Rows from a dataset:
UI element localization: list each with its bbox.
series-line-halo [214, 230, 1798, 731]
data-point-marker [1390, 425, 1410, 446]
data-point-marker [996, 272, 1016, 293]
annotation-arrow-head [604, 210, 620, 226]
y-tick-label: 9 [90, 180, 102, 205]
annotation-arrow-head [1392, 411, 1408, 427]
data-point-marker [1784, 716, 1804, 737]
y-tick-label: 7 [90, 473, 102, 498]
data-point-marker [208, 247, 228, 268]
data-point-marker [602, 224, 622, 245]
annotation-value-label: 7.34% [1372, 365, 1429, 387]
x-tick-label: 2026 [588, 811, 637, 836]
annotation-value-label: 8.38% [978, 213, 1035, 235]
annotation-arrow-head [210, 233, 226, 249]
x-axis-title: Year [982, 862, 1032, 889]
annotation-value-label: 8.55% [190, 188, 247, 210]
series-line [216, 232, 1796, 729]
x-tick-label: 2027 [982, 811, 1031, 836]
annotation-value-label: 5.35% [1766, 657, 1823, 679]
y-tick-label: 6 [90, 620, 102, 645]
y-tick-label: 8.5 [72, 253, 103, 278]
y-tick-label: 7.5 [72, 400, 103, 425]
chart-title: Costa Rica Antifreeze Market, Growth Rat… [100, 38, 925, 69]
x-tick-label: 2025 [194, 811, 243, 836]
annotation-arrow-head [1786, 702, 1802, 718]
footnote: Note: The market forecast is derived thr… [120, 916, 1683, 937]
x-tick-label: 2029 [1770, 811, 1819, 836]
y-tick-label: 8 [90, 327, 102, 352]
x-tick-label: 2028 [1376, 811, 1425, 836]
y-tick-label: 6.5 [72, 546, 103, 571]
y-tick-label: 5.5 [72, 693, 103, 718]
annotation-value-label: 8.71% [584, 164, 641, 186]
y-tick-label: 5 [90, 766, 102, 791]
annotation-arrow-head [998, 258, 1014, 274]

▶ [TASK DETAILS] Report each row above that contains the string "arrow", reproducing the whole line. Treat the match as case-sensitive.

▶ [ANSWER TO THIS EXERCISE]
annotation-arrow-head [604, 210, 620, 226]
annotation-arrow-head [1392, 411, 1408, 427]
annotation-arrow-head [210, 233, 226, 249]
annotation-arrow-head [1786, 702, 1802, 718]
annotation-arrow-head [998, 258, 1014, 274]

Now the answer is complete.